◆ Aim of the task
Reproduce the blog post on exploring Erlang below, word for word, from its title through its final line.

Venture into Erlang

Written by Matt Tolman

Published: Jun. 28, 2024

Estimated reading time: 21 min read

Recently I've been exploring Erlang and the OTP. As I've been trying things out, some aspects of the design Erlang and the OTP have finally started to click. I'm writing this blog post about my experiences with Erlang and the OTP so far.

Working with immutable names

In quite a few functional languages, only the values are immutable. Variable names can be rebound as needed, which is great when working in the REPL. Languages like Clojure and Elixir allow variable rebinding which makes REPL-driven developoment really nice. For instance, you could have a REPL session like the following in Elixir:


iex> a = 3 + 4
7
iex> b = 9 - 1
8
iex> a = a + b
15

This becomes extremely useful when reloading code in the REPL since you can just rerun previous statements. For instance, let's say I'm writing code which generates a large map of user data, and I'm storing the result in a variable so I can inspect a single element. Let's also say I have a bug in my code where the name is lowercased when it should be uppercased. In Elixir, I can have a REPL session like the following


iex> user = Users.load(148)

◆ Recorded data
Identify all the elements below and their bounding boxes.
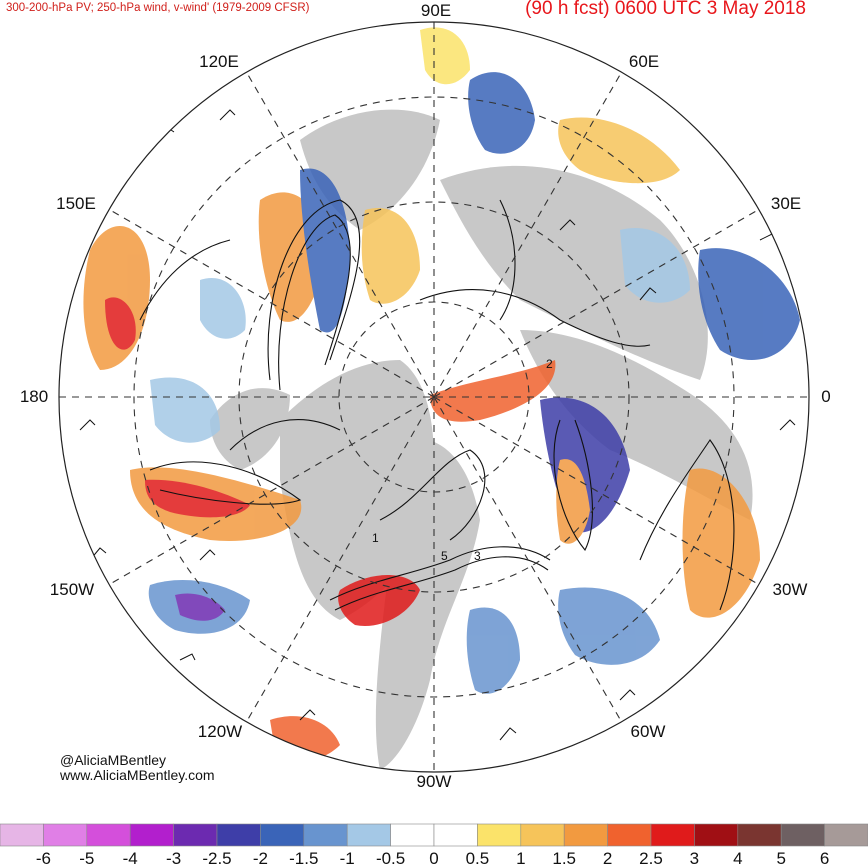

◆ Solution for this task
Venture into Erlang

Written by Matt Tolman

Published: Jun. 28, 2024

Estimated reading time: 21 min read

Recently I've been exploring Erlang and the OTP. As I've been trying things out, some aspects of the design Erlang and the OTP have finally started to click. I'm writing this blog post about my experiences with Erlang and the OTP so far.

Working with immutable names

In quite a few functional languages, only the values are immutable. Variable names can be rebound as needed, which is great when working in the REPL. Languages like Clojure and Elixir allow variable rebinding which makes REPL-driven developoment really nice. For instance, you could have a REPL session like the following in Elixir:


iex> a = 3 + 4
7
iex> b = 9 - 1
8
iex> a = a + b
15

This becomes extremely useful when reloading code in the REPL since you can just rerun previous statements. For instance, let's say I'm writing code which generates a large map of user data, and I'm storing the result in a variable so I can inspect a single element. Let's also say I have a bug in my code where the name is lowercased when it should be uppercased. In Elixir, I can have a REPL session like the following


iex> user = Users.load(148)